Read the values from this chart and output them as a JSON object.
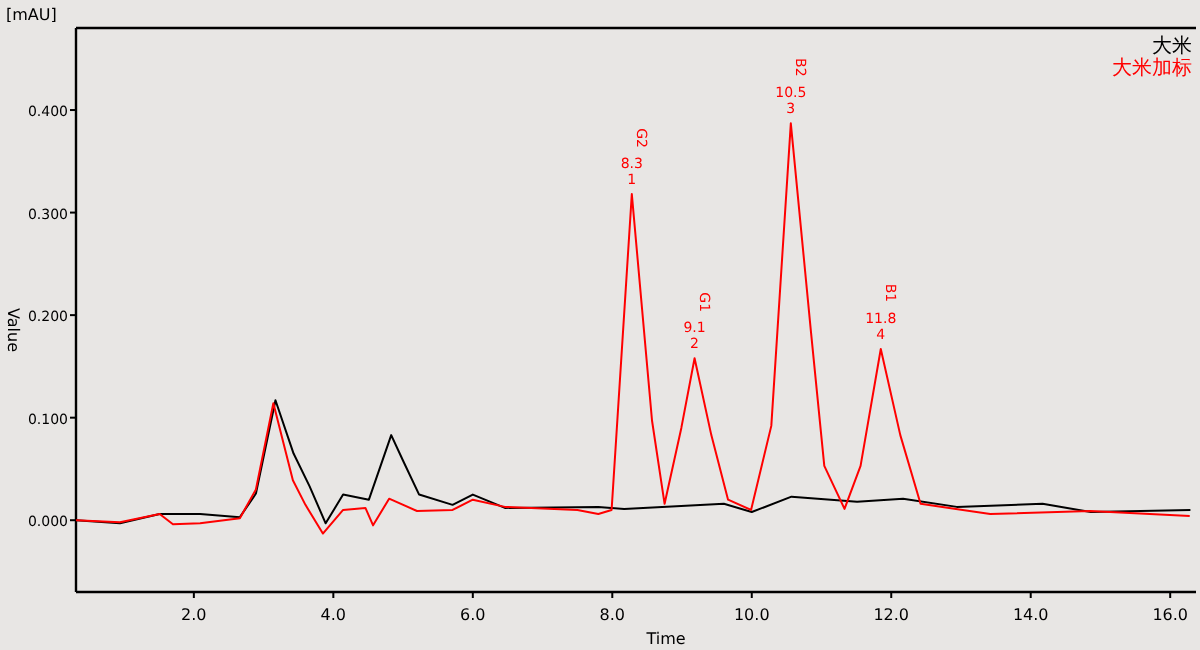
{
  "chart_data": {
    "type": "line",
    "xlabel": "Time",
    "ylabel": "Value",
    "legend": "top right",
    "grid": false,
    "marker": "none",
    "line_style": "solid",
    "xlim": [
      0.31,
      16.37
    ],
    "ylim": [
      -0.07,
      0.48
    ],
    "xticks": [
      {
        "value": 2,
        "label": "2.0"
      },
      {
        "value": 4,
        "label": "4.0"
      },
      {
        "value": 6,
        "label": "6.0"
      },
      {
        "value": 8,
        "label": "8.0"
      },
      {
        "value": 10,
        "label": "10.0"
      },
      {
        "value": 12,
        "label": "12.0"
      },
      {
        "value": 14,
        "label": "14.0"
      },
      {
        "value": 16,
        "label": "16.0"
      }
    ],
    "yticks": [
      {
        "value": 0,
        "label": "0.000"
      },
      {
        "value": 0.1,
        "label": "0.100"
      },
      {
        "value": 0.2,
        "label": "0.200"
      },
      {
        "value": 0.3,
        "label": "0.300"
      },
      {
        "value": 0.4,
        "label": "0.400"
      }
    ],
    "series": [
      {
        "name": "大米",
        "color": "#000000",
        "x": [
          0.31,
          0.94,
          1.51,
          2.09,
          2.66,
          2.89,
          3.17,
          3.43,
          3.66,
          3.89,
          4.14,
          4.51,
          4.83,
          5.0,
          5.23,
          5.71,
          6.0,
          6.46,
          7.8,
          8.17,
          9.6,
          10.0,
          10.57,
          11.51,
          12.17,
          12.94,
          14.17,
          14.86,
          16.29
        ],
        "values": [
          0.0,
          -0.003,
          0.006,
          0.006,
          0.003,
          0.026,
          0.117,
          0.065,
          0.033,
          -0.003,
          0.025,
          0.02,
          0.083,
          0.058,
          0.025,
          0.015,
          0.025,
          0.012,
          0.013,
          0.011,
          0.016,
          0.008,
          0.023,
          0.018,
          0.021,
          0.013,
          0.016,
          0.008,
          0.01
        ]
      },
      {
        "name": "大米加标",
        "color": "#ff0000",
        "x": [
          0.31,
          0.94,
          1.51,
          1.7,
          2.09,
          2.66,
          2.89,
          3.14,
          3.42,
          3.6,
          3.85,
          4.14,
          4.46,
          4.57,
          4.8,
          5.2,
          5.71,
          6.0,
          6.46,
          7.5,
          7.8,
          7.99,
          8.28,
          8.57,
          8.75,
          8.99,
          9.18,
          9.42,
          9.66,
          9.99,
          10.28,
          10.56,
          10.85,
          11.04,
          11.33,
          11.56,
          11.85,
          12.13,
          12.42,
          13.42,
          14.85,
          16.28
        ],
        "values": [
          0.0,
          -0.002,
          0.006,
          -0.004,
          -0.003,
          0.002,
          0.03,
          0.114,
          0.039,
          0.015,
          -0.013,
          0.01,
          0.012,
          -0.005,
          0.021,
          0.009,
          0.01,
          0.02,
          0.013,
          0.01,
          0.006,
          0.01,
          0.318,
          0.097,
          0.016,
          0.09,
          0.158,
          0.083,
          0.02,
          0.01,
          0.092,
          0.387,
          0.183,
          0.053,
          0.011,
          0.053,
          0.167,
          0.083,
          0.016,
          0.006,
          0.009,
          0.004
        ]
      }
    ],
    "annotations": [
      "[mAU]",
      "G2",
      {
        "text": "8.3",
        "x": 8.28,
        "y": 0.318
      },
      {
        "text": "1",
        "x": 8.28,
        "y": 0.318
      },
      "G1",
      {
        "text": "9.1",
        "x": 9.18,
        "y": 0.158
      },
      {
        "text": "2",
        "x": 9.18,
        "y": 0.158
      },
      "B2",
      {
        "text": "10.5",
        "x": 10.56,
        "y": 0.387
      },
      {
        "text": "3",
        "x": 10.56,
        "y": 0.387
      },
      "B1",
      {
        "text": "11.8",
        "x": 11.85,
        "y": 0.167
      },
      {
        "text": "4",
        "x": 11.85,
        "y": 0.167
      }
    ]
  }
}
= = =
* **Your goal**
Reproduce the whole listing exactly, but not the images in it.

* **Result of the exercise**
Read the values from this chart and output them as a JSON object.
{
  "chart_data": {
    "type": "line",
    "xlabel": "Time",
    "ylabel": "Value",
    "legend": "top right",
    "grid": false,
    "marker": "none",
    "line_style": "solid",
    "xlim": [
      0.31,
      16.37
    ],
    "ylim": [
      -0.07,
      0.48
    ],
    "xticks": [
      {
        "value": 2,
        "label": "2.0"
      },
      {
        "value": 4,
        "label": "4.0"
      },
      {
        "value": 6,
        "label": "6.0"
      },
      {
        "value": 8,
        "label": "8.0"
      },
      {
        "value": 10,
        "label": "10.0"
      },
      {
        "value": 12,
        "label": "12.0"
      },
      {
        "value": 14,
        "label": "14.0"
      },
      {
        "value": 16,
        "label": "16.0"
      }
    ],
    "yticks": [
      {
        "value": 0,
        "label": "0.000"
      },
      {
        "value": 0.1,
        "label": "0.100"
      },
      {
        "value": 0.2,
        "label": "0.200"
      },
      {
        "value": 0.3,
        "label": "0.300"
      },
      {
        "value": 0.4,
        "label": "0.400"
      }
    ],
    "series": [
      {
        "name": "大米",
        "color": "#000000",
        "x": [
          0.31,
          0.94,
          1.51,
          2.09,
          2.66,
          2.89,
          3.17,
          3.43,
          3.66,
          3.89,
          4.14,
          4.51,
          4.83,
          5.0,
          5.23,
          5.71,
          6.0,
          6.46,
          7.8,
          8.17,
          9.6,
          10.0,
          10.57,
          11.51,
          12.17,
          12.94,
          14.17,
          14.86,
          16.29
        ],
        "values": [
          0.0,
          -0.003,
          0.006,
          0.006,
          0.003,
          0.026,
          0.117,
          0.065,
          0.033,
          -0.003,
          0.025,
          0.02,
          0.083,
          0.058,
          0.025,
          0.015,
          0.025,
          0.012,
          0.013,
          0.011,
          0.016,
          0.008,
          0.023,
          0.018,
          0.021,
          0.013,
          0.016,
          0.008,
          0.01
        ]
      },
      {
        "name": "大米加标",
        "color": "#ff0000",
        "x": [
          0.31,
          0.94,
          1.51,
          1.7,
          2.09,
          2.66,
          2.89,
          3.14,
          3.42,
          3.6,
          3.85,
          4.14,
          4.46,
          4.57,
          4.8,
          5.2,
          5.71,
          6.0,
          6.46,
          7.5,
          7.8,
          7.99,
          8.28,
          8.57,
          8.75,
          8.99,
          9.18,
          9.42,
          9.66,
          9.99,
          10.28,
          10.56,
          10.85,
          11.04,
          11.33,
          11.56,
          11.85,
          12.13,
          12.42,
          13.42,
          14.85,
          16.28
        ],
        "values": [
          0.0,
          -0.002,
          0.006,
          -0.004,
          -0.003,
          0.002,
          0.03,
          0.114,
          0.039,
          0.015,
          -0.013,
          0.01,
          0.012,
          -0.005,
          0.021,
          0.009,
          0.01,
          0.02,
          0.013,
          0.01,
          0.006,
          0.01,
          0.318,
          0.097,
          0.016,
          0.09,
          0.158,
          0.083,
          0.02,
          0.01,
          0.092,
          0.387,
          0.183,
          0.053,
          0.011,
          0.053,
          0.167,
          0.083,
          0.016,
          0.006,
          0.009,
          0.004
        ]
      }
    ],
    "annotations": [
      "[mAU]",
      "G2",
      {
        "text": "8.3",
        "x": 8.28,
        "y": 0.318
      },
      {
        "text": "1",
        "x": 8.28,
        "y": 0.318
      },
      "G1",
      {
        "text": "9.1",
        "x": 9.18,
        "y": 0.158
      },
      {
        "text": "2",
        "x": 9.18,
        "y": 0.158
      },
      "B2",
      {
        "text": "10.5",
        "x": 10.56,
        "y": 0.387
      },
      {
        "text": "3",
        "x": 10.56,
        "y": 0.387
      },
      "B1",
      {
        "text": "11.8",
        "x": 11.85,
        "y": 0.167
      },
      {
        "text": "4",
        "x": 11.85,
        "y": 0.167
      }
    ]
  }
}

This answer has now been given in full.